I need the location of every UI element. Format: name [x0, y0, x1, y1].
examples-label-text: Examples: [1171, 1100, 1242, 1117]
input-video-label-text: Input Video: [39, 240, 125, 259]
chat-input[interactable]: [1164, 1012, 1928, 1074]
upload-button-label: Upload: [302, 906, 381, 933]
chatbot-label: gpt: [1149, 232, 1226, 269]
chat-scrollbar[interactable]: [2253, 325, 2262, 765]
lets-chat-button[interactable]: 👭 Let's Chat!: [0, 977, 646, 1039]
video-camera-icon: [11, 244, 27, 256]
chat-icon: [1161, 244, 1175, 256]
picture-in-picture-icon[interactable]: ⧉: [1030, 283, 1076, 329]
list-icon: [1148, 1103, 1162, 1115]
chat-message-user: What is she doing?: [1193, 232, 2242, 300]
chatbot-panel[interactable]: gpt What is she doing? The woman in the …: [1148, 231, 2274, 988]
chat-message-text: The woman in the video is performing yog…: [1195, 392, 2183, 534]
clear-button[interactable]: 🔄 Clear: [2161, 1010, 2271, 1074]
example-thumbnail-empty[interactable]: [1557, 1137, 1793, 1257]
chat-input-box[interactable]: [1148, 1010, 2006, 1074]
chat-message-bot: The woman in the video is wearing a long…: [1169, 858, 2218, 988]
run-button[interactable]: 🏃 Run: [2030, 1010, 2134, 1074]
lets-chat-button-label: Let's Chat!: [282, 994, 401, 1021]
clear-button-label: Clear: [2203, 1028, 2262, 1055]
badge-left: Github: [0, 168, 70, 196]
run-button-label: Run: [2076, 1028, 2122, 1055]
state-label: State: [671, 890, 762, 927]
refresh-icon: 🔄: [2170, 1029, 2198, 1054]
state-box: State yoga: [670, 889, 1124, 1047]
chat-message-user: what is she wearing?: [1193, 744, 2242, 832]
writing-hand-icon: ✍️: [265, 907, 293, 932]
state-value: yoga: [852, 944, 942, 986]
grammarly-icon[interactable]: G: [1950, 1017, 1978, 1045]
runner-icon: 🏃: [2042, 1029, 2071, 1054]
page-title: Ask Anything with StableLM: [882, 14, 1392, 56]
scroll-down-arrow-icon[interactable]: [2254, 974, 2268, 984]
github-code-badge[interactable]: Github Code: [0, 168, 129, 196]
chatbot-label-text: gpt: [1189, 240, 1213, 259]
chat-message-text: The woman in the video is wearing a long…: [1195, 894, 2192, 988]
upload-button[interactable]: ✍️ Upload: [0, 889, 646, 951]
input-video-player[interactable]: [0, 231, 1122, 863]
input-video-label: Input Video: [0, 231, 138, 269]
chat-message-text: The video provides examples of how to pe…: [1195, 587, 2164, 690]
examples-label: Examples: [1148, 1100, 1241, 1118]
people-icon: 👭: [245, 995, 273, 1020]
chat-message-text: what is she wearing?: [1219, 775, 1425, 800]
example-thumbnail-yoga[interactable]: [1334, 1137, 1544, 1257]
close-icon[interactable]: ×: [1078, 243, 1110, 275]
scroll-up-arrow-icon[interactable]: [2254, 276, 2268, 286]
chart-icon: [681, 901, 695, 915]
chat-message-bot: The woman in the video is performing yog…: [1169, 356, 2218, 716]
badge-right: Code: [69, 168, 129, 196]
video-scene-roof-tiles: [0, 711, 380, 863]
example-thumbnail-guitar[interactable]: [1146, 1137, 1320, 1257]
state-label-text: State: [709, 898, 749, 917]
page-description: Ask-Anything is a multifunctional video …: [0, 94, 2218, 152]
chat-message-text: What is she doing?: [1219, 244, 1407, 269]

****

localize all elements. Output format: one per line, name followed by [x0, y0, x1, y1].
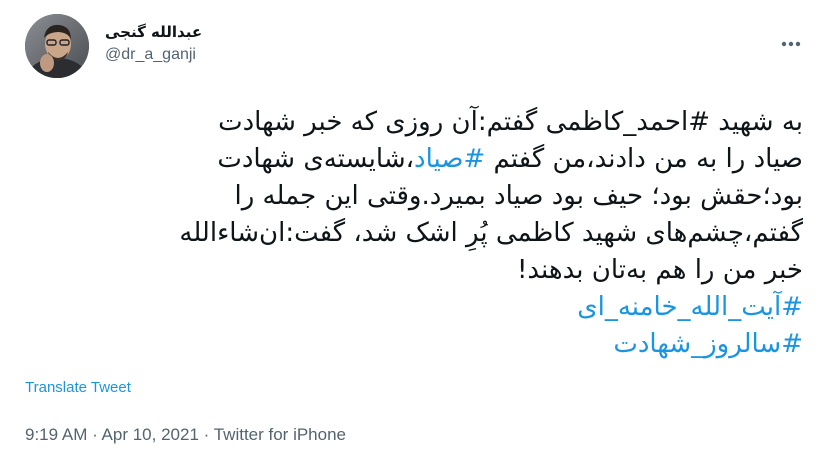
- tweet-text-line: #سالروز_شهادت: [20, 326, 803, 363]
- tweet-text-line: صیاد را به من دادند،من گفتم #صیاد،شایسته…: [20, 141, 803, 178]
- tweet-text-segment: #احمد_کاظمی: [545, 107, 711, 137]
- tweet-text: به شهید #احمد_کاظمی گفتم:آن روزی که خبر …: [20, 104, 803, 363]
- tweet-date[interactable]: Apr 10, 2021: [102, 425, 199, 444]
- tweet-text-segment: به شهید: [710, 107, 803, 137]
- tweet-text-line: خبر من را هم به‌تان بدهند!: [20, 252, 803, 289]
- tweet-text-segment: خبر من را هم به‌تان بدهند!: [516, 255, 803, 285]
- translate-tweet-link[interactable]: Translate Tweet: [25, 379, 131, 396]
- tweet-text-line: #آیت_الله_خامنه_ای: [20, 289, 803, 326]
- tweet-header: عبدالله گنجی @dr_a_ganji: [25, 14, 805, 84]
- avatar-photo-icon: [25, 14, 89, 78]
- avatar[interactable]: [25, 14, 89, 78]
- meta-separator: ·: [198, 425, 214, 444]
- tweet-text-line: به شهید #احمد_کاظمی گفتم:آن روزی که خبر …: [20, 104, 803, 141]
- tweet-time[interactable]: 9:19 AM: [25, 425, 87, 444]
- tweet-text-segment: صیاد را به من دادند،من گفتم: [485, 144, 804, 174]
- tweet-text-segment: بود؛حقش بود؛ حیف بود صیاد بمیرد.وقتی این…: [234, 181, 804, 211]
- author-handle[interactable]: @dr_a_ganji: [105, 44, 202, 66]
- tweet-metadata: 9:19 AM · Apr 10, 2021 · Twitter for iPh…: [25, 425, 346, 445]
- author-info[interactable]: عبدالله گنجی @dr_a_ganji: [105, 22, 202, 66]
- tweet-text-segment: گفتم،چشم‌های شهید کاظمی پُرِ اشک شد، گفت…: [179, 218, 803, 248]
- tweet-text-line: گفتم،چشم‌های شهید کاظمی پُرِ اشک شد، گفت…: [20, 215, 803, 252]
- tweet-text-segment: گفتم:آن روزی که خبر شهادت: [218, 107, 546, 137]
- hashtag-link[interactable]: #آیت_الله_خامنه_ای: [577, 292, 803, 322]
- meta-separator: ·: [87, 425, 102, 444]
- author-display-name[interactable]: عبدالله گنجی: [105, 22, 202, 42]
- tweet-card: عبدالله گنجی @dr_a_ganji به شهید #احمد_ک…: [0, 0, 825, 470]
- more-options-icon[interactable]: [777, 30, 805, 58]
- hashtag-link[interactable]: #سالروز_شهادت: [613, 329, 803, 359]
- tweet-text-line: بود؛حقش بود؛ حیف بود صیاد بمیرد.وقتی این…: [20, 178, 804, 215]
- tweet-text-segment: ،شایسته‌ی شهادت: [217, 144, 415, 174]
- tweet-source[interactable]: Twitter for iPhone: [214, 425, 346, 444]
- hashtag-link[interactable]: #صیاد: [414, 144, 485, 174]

****

Short problem
Make a numbered list of the rows between the one holding "- tweet-text-line: #سالروز_شهادت: [20, 326, 803, 363]" and the one holding "- tweet-text-line: خبر", inclusive. Skip any blank lines.

Output below
1. - tweet-text-line: #سالروز_شهادت: [20, 326, 803, 363]
2. - tweet-text-line: صیاد را به من دادند،من گفتم #صیاد،شایسته…: [20, 141, 803, 178]
3. - tweet-text-segment: #احمد_کاظمی: [545, 107, 711, 137]
4. - tweet-text: به شهید #احمد_کاظمی گفتم:آن روزی که خبر …: [20, 104, 803, 363]
5. - tweet-date[interactable]: Apr 10, 2021: [102, 425, 199, 444]
6. - tweet-text-segment: به شهید: [710, 107, 803, 137]
7. - tweet-text-line: خبر من را هم به‌تان بدهند!: [20, 252, 803, 289]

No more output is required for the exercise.